** Start INPUT ROWS **

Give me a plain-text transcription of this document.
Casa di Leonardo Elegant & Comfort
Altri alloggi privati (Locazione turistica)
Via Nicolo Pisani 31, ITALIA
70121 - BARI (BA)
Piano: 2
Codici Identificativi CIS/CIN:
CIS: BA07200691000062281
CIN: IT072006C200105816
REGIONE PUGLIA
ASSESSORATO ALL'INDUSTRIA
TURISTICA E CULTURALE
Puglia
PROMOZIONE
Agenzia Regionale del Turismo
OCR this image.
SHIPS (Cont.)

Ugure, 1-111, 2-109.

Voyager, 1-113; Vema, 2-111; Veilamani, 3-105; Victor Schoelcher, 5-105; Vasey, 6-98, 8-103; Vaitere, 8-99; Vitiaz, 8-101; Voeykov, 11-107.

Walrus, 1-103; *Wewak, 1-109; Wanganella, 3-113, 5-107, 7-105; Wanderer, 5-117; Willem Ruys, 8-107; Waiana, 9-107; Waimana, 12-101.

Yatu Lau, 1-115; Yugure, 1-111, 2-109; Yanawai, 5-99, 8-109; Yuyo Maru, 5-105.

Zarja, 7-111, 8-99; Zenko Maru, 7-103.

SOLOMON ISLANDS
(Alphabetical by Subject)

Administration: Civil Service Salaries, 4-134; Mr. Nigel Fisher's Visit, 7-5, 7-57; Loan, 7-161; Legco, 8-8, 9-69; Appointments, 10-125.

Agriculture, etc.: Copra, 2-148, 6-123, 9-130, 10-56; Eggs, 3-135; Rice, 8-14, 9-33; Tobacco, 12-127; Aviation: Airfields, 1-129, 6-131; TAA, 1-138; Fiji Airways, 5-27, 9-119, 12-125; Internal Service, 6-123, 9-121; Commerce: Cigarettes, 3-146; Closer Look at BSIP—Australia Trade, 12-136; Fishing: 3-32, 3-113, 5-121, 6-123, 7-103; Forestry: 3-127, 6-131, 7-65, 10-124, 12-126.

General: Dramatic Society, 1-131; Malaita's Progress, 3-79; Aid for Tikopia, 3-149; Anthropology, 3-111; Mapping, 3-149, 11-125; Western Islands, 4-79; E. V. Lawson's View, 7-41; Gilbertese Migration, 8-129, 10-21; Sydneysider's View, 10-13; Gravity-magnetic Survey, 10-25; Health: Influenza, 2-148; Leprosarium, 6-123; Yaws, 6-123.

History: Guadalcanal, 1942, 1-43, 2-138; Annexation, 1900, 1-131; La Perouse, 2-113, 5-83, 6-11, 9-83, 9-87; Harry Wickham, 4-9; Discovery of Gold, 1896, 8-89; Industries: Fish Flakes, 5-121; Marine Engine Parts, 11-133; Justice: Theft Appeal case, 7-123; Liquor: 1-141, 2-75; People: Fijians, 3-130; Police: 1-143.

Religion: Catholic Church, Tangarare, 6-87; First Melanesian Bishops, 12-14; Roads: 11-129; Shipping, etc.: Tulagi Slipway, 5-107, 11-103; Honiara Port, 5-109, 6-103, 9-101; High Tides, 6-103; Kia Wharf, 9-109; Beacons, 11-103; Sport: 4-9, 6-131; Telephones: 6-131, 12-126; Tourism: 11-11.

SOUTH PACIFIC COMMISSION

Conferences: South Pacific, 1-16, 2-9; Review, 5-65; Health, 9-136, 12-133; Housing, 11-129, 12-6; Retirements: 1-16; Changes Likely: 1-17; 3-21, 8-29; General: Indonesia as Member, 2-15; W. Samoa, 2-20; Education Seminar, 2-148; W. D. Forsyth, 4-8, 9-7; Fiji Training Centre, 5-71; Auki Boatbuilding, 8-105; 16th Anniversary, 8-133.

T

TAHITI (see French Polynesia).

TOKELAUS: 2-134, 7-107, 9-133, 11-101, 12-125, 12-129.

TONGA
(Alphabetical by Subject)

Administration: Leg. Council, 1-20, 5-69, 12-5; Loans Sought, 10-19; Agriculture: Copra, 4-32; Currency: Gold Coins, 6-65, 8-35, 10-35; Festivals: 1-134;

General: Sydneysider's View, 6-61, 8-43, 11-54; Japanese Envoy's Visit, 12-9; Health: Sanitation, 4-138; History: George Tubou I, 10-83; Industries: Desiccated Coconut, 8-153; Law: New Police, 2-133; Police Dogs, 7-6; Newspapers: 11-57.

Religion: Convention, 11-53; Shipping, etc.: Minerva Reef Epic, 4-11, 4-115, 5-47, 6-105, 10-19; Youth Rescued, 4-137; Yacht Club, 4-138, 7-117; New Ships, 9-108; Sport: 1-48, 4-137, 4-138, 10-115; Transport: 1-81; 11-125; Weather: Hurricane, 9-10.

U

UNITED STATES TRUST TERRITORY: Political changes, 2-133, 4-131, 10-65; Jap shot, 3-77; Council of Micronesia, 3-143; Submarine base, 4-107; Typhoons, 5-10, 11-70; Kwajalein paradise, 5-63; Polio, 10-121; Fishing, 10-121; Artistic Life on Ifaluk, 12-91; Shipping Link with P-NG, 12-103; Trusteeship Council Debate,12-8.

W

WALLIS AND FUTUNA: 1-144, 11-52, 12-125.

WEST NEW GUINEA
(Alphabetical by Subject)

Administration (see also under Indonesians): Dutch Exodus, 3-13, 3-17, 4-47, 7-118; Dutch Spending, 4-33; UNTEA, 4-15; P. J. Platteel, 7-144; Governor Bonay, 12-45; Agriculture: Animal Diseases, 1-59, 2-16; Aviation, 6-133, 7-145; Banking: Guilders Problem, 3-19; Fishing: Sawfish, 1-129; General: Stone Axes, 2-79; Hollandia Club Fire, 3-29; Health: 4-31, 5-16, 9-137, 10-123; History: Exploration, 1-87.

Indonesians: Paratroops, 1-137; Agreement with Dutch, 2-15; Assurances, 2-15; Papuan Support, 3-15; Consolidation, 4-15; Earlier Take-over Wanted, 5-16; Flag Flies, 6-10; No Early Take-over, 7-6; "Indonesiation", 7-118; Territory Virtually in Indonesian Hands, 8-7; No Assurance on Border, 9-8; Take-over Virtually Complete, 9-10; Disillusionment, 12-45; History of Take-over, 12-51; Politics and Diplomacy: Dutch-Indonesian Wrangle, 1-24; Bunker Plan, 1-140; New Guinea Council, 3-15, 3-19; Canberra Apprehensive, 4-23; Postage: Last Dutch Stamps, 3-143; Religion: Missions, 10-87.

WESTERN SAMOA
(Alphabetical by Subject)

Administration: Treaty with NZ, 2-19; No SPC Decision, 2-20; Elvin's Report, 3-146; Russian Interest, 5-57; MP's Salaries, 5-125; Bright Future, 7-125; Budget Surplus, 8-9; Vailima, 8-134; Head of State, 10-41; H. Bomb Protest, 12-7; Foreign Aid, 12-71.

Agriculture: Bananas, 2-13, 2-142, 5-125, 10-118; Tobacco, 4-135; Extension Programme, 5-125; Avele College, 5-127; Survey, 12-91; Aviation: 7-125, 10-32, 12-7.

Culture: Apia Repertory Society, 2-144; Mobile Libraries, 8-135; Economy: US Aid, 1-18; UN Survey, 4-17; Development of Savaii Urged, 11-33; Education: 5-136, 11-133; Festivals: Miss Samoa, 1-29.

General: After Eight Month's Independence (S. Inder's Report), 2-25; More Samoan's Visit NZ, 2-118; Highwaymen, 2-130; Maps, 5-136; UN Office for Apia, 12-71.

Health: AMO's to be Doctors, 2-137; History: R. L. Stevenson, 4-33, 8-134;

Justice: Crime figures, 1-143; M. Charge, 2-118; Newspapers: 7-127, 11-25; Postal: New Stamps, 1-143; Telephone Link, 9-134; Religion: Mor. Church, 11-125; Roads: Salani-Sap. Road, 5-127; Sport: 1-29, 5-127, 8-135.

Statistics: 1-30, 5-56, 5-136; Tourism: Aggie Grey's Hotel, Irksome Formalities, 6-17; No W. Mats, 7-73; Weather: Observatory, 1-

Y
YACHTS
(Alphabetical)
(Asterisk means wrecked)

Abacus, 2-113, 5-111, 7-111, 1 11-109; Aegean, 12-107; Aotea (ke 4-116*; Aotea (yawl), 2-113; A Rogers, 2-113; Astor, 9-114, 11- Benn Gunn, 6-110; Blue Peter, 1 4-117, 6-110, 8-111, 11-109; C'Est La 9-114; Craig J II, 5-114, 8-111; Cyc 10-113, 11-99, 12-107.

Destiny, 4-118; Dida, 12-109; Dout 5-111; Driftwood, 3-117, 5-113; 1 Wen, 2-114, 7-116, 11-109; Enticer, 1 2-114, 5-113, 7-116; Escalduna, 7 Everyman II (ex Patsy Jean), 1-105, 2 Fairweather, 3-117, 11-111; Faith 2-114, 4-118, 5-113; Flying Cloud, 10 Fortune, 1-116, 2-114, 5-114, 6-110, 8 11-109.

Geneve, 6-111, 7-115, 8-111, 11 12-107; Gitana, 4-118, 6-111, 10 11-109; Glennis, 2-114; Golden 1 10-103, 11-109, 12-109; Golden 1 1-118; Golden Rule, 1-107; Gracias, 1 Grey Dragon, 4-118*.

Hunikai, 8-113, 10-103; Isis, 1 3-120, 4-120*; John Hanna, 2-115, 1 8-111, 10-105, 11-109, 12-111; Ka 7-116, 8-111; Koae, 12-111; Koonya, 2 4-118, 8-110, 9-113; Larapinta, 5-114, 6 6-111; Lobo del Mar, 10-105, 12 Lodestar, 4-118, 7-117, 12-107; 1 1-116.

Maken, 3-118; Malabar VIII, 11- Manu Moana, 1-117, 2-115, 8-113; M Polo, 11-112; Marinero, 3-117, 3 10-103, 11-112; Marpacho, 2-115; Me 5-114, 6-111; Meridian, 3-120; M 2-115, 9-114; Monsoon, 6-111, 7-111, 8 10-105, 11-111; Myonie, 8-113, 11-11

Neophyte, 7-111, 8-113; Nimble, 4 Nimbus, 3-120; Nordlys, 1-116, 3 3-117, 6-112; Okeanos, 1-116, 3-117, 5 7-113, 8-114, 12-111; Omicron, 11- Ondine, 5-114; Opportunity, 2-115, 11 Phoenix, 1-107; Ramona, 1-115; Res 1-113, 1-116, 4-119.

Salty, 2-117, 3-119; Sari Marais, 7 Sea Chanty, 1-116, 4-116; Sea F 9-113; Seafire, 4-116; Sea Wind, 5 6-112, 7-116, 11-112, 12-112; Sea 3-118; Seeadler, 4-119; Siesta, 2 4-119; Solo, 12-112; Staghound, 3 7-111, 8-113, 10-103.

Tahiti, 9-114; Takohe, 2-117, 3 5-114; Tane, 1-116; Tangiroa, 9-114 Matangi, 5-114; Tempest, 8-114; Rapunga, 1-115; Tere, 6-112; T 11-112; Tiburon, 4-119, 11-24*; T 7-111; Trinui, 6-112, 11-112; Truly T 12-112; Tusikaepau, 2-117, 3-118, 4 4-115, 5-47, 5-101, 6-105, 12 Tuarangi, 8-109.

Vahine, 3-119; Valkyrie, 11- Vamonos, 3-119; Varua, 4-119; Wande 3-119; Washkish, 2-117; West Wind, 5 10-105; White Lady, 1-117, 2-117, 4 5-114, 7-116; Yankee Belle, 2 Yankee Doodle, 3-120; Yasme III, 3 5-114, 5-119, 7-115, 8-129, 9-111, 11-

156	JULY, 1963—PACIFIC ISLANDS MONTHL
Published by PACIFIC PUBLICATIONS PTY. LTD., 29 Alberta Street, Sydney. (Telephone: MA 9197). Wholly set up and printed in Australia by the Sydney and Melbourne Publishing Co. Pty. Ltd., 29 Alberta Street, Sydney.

** End INPUT ROWS **

▶ [TO BE DONE] Go through the entries above and copy every line containing "this".

▶ [FULL OUTPUT]
Give me a plain-text transcription of this document.
OCR this image.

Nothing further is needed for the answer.